(AIM) Extract the full set of records that follows, word for word.

start SUPPLIED RECORDS

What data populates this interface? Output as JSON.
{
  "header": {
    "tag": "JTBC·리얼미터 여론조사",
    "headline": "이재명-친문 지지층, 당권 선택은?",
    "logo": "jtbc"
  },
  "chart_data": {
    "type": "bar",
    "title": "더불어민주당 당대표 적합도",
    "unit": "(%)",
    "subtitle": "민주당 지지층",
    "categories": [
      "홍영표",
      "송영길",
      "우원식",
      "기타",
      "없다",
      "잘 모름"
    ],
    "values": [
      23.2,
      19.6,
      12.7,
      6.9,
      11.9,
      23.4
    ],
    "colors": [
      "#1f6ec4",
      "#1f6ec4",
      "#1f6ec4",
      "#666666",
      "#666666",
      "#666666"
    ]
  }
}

end SUPPLIED RECORDS

(COMPLETED EXERCISE)
What data populates this interface? Output as JSON.
{
  "header": {
    "tag": "JTBC·리얼미터 여론조사",
    "headline": "이재명-친문 지지층, 당권 선택은?",
    "logo": "jtbc"
  },
  "chart_data": {
    "type": "bar",
    "title": "더불어민주당 당대표 적합도",
    "unit": "(%)",
    "subtitle": "민주당 지지층",
    "categories": [
      "홍영표",
      "송영길",
      "우원식",
      "기타",
      "없다",
      "잘 모름"
    ],
    "values": [
      23.2,
      19.6,
      12.7,
      6.9,
      11.9,
      23.4
    ],
    "colors": [
      "#1f6ec4",
      "#1f6ec4",
      "#1f6ec4",
      "#666666",
      "#666666",
      "#666666"
    ]
  }
}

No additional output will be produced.